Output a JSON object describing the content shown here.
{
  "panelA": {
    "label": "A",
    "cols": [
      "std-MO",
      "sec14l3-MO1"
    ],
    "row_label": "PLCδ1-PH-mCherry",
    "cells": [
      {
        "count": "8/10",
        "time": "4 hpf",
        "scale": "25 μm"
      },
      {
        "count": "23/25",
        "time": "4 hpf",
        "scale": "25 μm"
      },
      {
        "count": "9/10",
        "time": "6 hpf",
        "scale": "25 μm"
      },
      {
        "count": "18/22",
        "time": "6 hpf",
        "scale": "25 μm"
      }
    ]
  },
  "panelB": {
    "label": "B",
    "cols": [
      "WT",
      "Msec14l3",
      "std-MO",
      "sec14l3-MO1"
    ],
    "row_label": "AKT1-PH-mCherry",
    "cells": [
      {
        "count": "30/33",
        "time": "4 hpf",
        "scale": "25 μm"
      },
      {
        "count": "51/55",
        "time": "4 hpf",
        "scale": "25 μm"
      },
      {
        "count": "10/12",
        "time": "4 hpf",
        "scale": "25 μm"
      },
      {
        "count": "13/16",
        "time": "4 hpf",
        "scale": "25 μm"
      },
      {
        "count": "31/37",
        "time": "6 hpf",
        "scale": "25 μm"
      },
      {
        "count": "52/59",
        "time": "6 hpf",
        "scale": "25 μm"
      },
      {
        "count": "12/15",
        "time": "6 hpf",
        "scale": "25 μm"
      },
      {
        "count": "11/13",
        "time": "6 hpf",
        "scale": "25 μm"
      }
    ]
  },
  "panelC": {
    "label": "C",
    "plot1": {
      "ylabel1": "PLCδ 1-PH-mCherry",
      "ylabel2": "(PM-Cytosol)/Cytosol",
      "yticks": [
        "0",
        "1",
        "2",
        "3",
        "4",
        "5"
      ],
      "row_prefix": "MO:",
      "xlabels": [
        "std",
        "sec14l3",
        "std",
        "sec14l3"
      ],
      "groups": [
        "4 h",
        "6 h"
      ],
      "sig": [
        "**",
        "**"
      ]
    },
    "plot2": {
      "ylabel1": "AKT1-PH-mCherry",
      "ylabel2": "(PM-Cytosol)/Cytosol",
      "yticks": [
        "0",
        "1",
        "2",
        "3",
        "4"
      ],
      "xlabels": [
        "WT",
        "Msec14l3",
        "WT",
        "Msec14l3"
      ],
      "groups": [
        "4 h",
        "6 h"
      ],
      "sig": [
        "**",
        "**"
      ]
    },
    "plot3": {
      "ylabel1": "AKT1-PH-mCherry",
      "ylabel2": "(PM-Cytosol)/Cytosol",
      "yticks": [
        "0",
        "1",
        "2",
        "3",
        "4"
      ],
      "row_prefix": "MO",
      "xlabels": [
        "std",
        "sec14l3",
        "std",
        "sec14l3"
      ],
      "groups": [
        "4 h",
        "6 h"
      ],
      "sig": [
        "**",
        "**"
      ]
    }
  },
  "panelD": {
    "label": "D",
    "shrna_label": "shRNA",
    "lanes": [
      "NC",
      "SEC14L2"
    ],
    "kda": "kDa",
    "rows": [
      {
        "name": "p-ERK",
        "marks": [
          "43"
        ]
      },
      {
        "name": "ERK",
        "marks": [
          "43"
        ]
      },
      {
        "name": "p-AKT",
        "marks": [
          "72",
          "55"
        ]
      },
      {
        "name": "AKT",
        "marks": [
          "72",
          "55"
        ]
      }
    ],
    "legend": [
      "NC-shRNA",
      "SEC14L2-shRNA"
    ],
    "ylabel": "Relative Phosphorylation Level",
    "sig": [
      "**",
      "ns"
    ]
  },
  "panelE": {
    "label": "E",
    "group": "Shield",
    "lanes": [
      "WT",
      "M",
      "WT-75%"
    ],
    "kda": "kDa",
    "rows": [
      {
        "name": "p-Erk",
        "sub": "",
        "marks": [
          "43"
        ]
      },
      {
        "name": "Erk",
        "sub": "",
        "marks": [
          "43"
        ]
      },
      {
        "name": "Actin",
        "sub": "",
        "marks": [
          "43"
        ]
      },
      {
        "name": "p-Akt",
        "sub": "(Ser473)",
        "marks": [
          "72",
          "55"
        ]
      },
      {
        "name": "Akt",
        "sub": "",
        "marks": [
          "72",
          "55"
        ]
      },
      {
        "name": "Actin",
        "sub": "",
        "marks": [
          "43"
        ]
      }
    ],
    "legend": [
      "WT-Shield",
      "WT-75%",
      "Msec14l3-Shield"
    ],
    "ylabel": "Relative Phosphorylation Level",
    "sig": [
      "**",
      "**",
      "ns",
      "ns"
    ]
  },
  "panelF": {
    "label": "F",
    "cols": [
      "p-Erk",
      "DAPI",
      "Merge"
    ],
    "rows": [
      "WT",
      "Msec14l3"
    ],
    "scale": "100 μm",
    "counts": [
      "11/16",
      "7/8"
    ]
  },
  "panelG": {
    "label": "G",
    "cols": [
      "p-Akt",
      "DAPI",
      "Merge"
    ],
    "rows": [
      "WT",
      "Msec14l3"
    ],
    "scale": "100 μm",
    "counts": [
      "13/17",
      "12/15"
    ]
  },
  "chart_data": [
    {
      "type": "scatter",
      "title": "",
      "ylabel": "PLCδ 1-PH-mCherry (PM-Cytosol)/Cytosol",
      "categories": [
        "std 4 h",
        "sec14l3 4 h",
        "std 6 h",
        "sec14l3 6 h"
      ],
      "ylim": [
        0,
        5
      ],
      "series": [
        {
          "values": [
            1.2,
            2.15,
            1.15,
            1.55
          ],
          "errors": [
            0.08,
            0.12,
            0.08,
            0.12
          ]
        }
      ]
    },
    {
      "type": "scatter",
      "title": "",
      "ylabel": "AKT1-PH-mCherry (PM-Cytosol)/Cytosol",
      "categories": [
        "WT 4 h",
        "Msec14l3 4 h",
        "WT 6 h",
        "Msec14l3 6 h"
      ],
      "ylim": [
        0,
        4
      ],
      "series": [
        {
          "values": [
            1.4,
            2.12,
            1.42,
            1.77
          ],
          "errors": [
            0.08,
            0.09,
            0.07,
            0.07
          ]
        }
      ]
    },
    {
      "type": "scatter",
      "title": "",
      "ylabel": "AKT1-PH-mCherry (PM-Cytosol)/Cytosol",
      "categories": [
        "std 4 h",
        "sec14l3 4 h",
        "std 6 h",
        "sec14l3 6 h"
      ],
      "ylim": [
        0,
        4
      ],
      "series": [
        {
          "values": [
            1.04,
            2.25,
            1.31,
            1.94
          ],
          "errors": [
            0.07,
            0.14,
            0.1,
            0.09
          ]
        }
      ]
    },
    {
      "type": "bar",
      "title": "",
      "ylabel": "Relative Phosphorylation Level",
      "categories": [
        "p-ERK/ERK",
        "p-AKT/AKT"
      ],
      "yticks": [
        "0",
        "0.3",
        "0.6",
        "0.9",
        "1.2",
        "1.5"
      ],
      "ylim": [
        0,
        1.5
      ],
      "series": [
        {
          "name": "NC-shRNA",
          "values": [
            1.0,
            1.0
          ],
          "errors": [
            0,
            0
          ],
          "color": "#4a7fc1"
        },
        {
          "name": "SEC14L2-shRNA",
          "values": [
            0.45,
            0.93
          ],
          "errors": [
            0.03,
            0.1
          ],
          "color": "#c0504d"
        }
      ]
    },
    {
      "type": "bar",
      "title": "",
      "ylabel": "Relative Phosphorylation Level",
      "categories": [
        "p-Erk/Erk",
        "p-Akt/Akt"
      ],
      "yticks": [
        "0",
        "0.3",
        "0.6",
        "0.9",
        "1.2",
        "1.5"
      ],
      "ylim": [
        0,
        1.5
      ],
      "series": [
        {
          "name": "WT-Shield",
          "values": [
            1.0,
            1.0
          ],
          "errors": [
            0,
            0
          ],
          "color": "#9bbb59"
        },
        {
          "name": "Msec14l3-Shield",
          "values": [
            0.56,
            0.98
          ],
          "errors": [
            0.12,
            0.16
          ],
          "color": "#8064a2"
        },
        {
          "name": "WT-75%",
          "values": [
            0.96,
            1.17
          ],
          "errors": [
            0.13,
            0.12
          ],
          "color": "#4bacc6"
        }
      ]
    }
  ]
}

PROBLEM REQUIREMENTS ::
Search the records above for "Shield". Copy each line where it is found.

RESULT OF THIS EXERCISE ::
    "group": "Shield",
      "WT-Shield",
      "Msec14l3-Shield"
          "name": "WT-Shield",
          "name": "Msec14l3-Shield",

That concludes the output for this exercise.